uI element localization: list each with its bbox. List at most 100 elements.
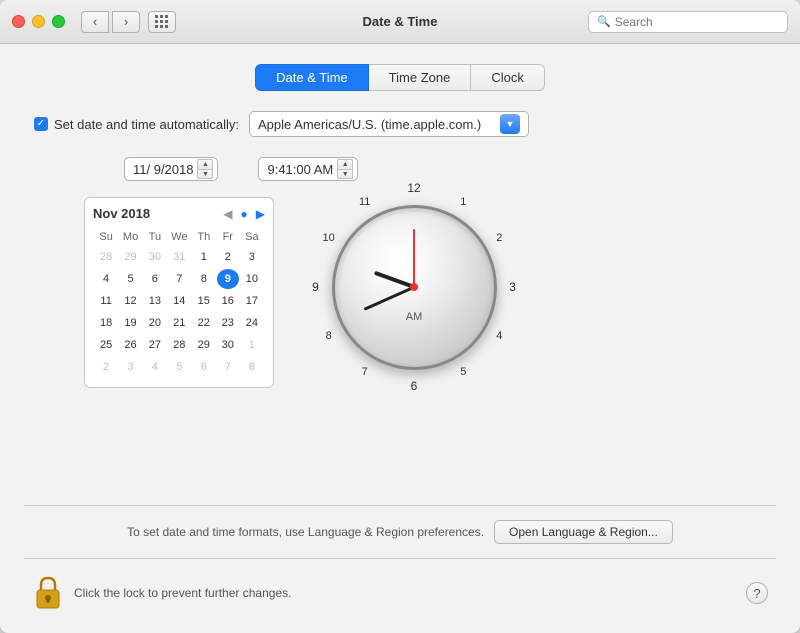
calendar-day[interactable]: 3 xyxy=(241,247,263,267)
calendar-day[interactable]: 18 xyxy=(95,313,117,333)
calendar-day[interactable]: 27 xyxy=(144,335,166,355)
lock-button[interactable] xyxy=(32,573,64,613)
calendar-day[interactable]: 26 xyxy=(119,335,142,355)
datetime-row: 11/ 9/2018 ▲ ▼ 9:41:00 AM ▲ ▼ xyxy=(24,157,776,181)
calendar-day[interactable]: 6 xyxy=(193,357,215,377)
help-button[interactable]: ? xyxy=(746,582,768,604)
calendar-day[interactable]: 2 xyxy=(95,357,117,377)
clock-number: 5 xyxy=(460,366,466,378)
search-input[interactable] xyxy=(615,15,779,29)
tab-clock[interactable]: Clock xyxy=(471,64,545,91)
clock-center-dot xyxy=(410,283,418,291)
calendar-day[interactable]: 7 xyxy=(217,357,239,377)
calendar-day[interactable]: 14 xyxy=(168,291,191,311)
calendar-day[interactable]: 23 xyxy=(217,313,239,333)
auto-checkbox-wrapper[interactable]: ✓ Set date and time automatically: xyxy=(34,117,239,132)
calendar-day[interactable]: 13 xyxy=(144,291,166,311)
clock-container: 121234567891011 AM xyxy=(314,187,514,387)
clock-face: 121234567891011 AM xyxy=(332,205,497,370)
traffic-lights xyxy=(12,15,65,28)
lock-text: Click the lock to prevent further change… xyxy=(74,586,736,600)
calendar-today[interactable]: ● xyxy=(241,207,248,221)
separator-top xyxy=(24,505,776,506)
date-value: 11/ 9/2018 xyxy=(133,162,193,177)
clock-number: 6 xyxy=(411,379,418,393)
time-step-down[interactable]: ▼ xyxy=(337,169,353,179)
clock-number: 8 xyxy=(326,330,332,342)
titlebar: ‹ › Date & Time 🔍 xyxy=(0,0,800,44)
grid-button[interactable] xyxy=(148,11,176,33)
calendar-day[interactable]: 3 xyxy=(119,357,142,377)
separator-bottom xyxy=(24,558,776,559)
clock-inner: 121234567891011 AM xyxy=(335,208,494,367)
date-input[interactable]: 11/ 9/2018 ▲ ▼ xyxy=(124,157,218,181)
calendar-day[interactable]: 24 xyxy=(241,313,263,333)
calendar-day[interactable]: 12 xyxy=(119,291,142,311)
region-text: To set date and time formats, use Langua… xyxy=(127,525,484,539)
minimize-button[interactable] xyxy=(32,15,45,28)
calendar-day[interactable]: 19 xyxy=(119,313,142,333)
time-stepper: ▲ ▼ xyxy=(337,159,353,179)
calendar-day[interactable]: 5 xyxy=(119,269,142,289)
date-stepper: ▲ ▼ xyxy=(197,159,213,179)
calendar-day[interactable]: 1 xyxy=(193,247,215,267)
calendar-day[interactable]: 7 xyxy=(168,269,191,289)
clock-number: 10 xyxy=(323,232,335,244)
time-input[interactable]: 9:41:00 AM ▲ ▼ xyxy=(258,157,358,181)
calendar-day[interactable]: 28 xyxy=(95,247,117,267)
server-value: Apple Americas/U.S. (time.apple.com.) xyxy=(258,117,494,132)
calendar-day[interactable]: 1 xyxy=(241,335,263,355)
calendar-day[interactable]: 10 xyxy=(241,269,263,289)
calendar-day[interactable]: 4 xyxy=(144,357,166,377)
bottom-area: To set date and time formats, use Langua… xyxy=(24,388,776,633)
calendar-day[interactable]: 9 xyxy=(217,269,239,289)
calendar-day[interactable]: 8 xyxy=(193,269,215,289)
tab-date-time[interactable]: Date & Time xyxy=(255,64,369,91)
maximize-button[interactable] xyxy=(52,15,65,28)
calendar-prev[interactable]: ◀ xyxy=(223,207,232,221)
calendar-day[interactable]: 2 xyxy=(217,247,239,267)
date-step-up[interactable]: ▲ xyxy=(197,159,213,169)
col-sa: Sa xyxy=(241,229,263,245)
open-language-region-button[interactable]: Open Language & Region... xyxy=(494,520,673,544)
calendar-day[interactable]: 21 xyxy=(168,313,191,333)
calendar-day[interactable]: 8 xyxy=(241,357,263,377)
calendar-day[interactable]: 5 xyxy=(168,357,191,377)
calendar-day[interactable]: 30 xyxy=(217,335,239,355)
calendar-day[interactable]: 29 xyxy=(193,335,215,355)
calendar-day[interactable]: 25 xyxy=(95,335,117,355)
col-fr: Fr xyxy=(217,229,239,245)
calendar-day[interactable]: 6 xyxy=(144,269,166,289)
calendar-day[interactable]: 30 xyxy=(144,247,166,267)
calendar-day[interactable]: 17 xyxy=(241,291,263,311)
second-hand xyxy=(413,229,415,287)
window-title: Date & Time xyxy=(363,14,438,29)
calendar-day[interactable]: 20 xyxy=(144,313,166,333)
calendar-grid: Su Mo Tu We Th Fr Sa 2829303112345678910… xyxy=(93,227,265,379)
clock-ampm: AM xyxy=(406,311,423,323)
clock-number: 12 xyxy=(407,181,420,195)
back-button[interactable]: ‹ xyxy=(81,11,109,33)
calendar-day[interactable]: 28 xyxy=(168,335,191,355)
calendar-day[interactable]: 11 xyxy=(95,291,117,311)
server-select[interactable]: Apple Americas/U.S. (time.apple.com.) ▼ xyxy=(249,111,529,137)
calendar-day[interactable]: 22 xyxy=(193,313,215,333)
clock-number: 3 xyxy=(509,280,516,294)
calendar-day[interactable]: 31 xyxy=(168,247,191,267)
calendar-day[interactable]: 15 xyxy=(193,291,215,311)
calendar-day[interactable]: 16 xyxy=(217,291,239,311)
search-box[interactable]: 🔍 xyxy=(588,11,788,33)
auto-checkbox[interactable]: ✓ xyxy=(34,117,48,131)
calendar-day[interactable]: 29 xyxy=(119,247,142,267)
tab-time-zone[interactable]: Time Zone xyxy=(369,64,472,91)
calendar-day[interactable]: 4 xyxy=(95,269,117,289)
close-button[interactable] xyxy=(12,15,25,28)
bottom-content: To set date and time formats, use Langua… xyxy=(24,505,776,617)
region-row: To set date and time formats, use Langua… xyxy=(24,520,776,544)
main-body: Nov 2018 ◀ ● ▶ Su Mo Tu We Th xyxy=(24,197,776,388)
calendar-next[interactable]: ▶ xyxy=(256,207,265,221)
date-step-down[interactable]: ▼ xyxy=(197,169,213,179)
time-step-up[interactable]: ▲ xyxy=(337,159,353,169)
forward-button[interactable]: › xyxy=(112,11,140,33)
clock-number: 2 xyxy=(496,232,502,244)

--

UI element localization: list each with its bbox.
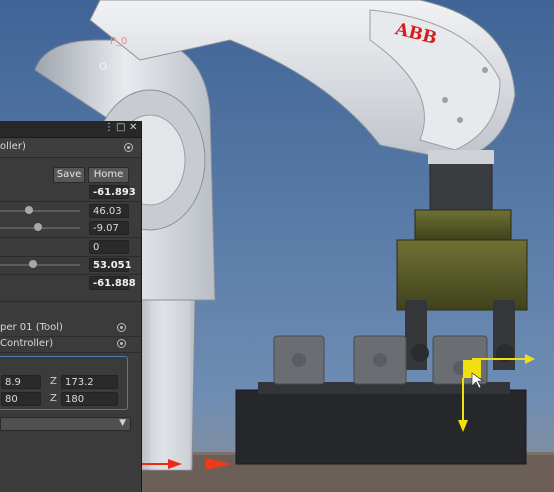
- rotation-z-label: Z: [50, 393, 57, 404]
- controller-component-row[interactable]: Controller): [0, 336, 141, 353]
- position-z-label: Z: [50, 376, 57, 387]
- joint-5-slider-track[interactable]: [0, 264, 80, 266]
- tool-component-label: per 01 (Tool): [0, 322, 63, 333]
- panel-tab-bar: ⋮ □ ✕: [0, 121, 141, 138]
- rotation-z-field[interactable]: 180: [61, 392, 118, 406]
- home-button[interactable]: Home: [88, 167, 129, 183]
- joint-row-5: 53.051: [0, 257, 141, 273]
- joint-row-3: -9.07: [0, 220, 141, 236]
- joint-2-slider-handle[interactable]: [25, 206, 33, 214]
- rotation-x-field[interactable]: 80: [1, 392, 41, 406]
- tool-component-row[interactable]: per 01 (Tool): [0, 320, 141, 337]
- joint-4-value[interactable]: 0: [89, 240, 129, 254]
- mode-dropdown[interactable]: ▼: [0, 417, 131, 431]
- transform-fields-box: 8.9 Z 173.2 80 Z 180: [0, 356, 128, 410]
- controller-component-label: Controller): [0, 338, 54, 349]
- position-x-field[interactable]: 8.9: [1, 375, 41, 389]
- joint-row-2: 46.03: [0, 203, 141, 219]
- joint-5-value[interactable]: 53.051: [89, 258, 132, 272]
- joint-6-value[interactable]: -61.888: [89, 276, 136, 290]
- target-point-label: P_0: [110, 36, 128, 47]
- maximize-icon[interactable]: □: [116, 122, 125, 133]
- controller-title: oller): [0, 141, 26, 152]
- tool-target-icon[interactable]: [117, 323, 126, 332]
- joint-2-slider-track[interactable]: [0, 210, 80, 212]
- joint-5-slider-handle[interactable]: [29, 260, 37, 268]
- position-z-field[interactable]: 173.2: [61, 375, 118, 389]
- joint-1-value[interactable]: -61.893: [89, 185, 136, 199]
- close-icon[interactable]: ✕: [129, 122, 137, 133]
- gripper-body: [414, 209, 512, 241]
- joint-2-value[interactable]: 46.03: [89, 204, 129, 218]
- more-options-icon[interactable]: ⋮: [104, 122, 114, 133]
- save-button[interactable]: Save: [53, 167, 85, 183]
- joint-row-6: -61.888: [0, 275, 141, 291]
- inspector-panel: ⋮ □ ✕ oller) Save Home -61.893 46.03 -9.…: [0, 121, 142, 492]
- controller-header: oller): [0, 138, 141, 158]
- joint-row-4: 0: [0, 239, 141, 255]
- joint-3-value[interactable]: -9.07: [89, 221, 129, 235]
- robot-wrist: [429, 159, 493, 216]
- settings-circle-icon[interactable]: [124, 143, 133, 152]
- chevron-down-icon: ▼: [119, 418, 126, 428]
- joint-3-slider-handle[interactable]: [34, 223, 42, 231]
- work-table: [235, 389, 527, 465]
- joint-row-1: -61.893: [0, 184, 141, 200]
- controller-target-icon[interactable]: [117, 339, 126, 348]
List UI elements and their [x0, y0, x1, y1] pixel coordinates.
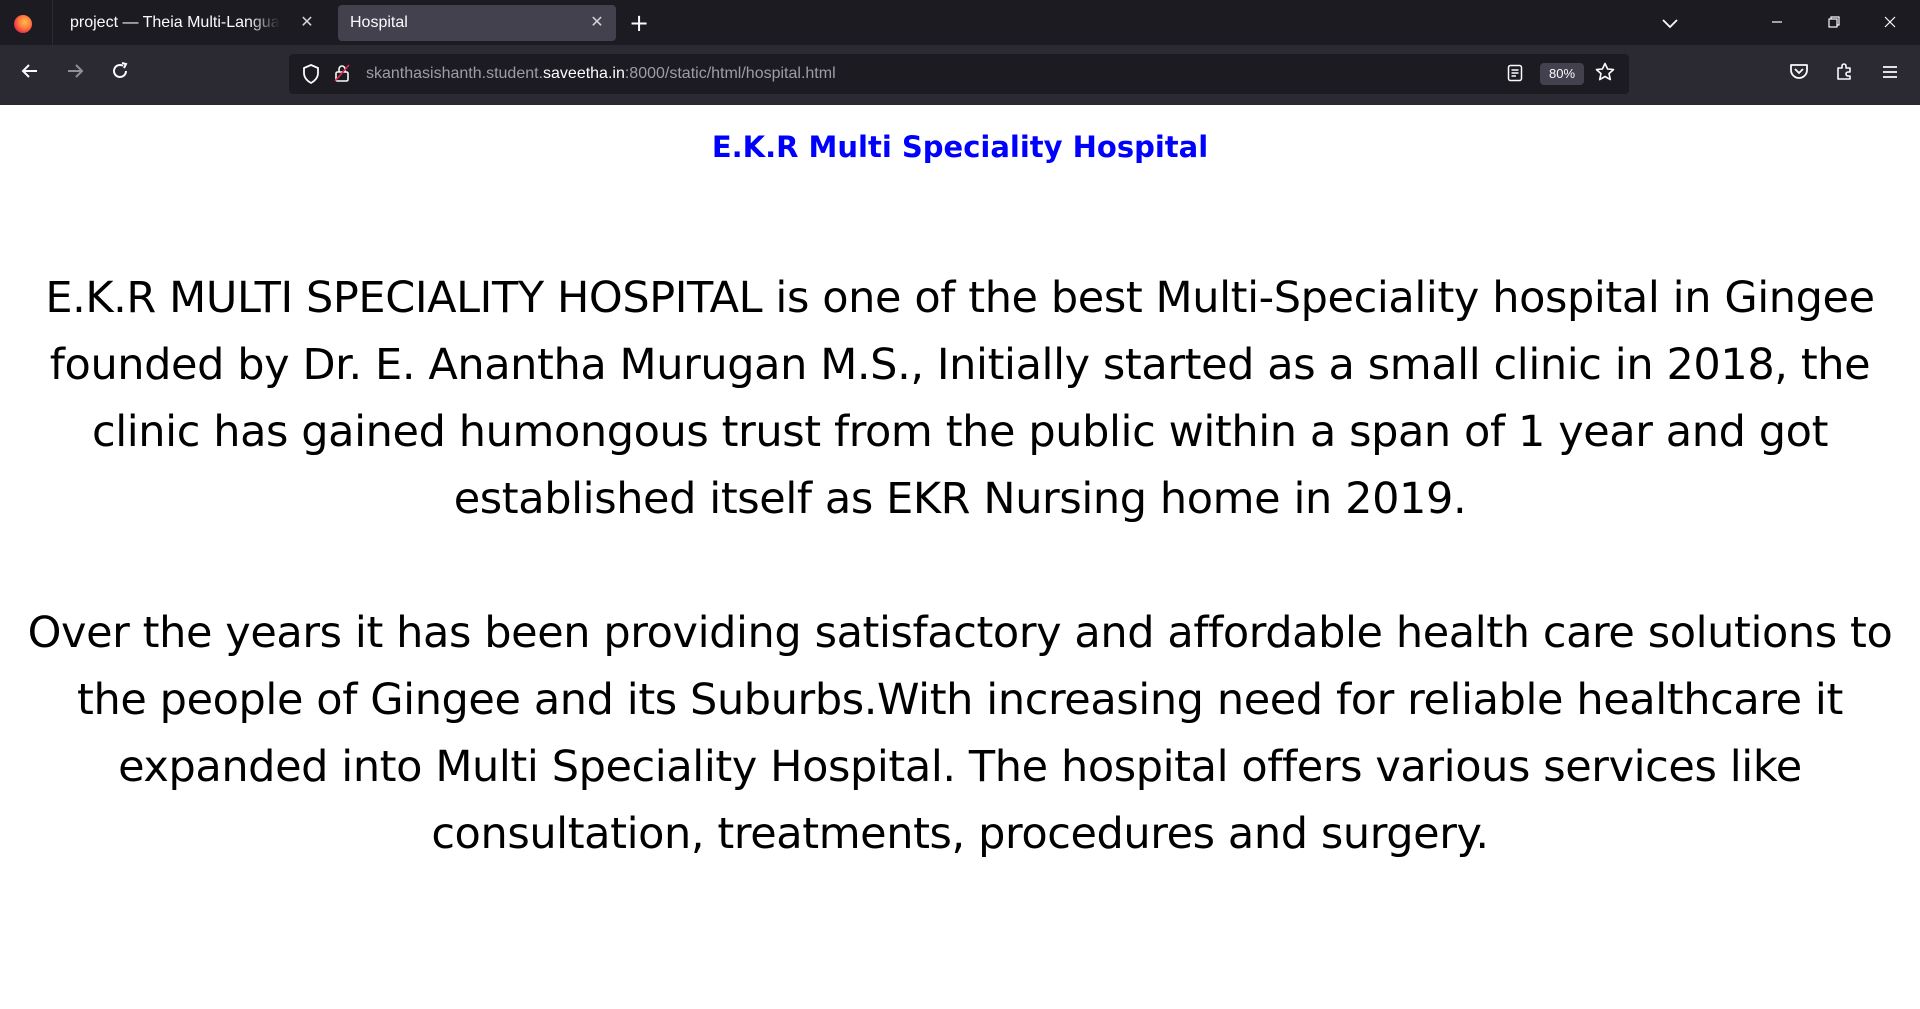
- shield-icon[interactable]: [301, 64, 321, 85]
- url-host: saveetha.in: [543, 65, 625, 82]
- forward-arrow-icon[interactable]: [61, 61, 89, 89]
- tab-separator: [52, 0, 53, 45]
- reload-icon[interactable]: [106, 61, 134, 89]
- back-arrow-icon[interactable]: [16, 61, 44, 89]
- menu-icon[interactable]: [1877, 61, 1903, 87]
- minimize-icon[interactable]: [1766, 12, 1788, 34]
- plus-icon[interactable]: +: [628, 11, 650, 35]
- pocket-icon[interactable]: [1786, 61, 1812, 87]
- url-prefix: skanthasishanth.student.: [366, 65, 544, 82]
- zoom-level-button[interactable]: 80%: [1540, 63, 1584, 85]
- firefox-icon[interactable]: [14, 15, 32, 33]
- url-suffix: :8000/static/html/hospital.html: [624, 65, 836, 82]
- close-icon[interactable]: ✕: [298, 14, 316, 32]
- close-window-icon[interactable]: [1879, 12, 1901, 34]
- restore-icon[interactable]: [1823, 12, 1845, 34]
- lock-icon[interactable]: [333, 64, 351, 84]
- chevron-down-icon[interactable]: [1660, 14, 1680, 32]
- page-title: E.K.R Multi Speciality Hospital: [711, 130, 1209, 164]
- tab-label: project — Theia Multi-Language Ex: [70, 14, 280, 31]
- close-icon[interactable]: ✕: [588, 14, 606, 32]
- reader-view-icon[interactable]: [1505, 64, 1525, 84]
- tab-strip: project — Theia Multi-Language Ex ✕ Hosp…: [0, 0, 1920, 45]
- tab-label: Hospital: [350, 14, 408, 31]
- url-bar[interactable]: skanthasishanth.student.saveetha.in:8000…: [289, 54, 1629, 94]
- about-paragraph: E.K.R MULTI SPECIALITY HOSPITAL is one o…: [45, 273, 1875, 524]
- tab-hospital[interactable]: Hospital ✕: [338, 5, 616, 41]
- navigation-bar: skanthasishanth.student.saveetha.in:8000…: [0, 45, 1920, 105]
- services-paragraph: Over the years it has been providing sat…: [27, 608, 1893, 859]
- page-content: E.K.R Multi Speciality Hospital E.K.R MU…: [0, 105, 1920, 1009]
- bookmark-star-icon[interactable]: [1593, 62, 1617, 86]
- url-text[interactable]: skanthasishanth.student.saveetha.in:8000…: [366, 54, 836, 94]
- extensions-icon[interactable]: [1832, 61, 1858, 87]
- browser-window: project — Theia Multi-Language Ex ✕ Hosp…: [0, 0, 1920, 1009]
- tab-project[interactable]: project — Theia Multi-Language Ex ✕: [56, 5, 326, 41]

* [DIRECTION]:
Copy the listing word for word, from the line with "- rotation-z-label: Z: [50, 393, 57, 404]" to the line with "- transform-fields-box: 8.9", both lines included.

* [FULL SOLUTION]:
- rotation-z-label: Z: [50, 393, 57, 404]
- controller-component-row[interactable]: Controller): [0, 336, 141, 353]
- position-z-label: Z: [50, 376, 57, 387]
- joint-5-slider-track[interactable]: [0, 264, 80, 266]
- tool-component-label: per 01 (Tool): [0, 322, 63, 333]
- panel-tab-bar: ⋮ □ ✕: [0, 121, 141, 138]
- rotation-z-field[interactable]: 180: [61, 392, 118, 406]
- home-button[interactable]: Home: [88, 167, 129, 183]
- joint-row-5: 53.051: [0, 257, 141, 273]
- joint-row-3: -9.07: [0, 220, 141, 236]
- joint-2-slider-handle[interactable]: [25, 206, 33, 214]
- rotation-x-field[interactable]: 80: [1, 392, 41, 406]
- tool-component-row[interactable]: per 01 (Tool): [0, 320, 141, 337]
- joint-4-value[interactable]: 0: [89, 240, 129, 254]
- mode-dropdown[interactable]: ▼: [0, 417, 131, 431]
- transform-fields-box: 8.9 Z 173.2 80 Z 180: [0, 356, 128, 410]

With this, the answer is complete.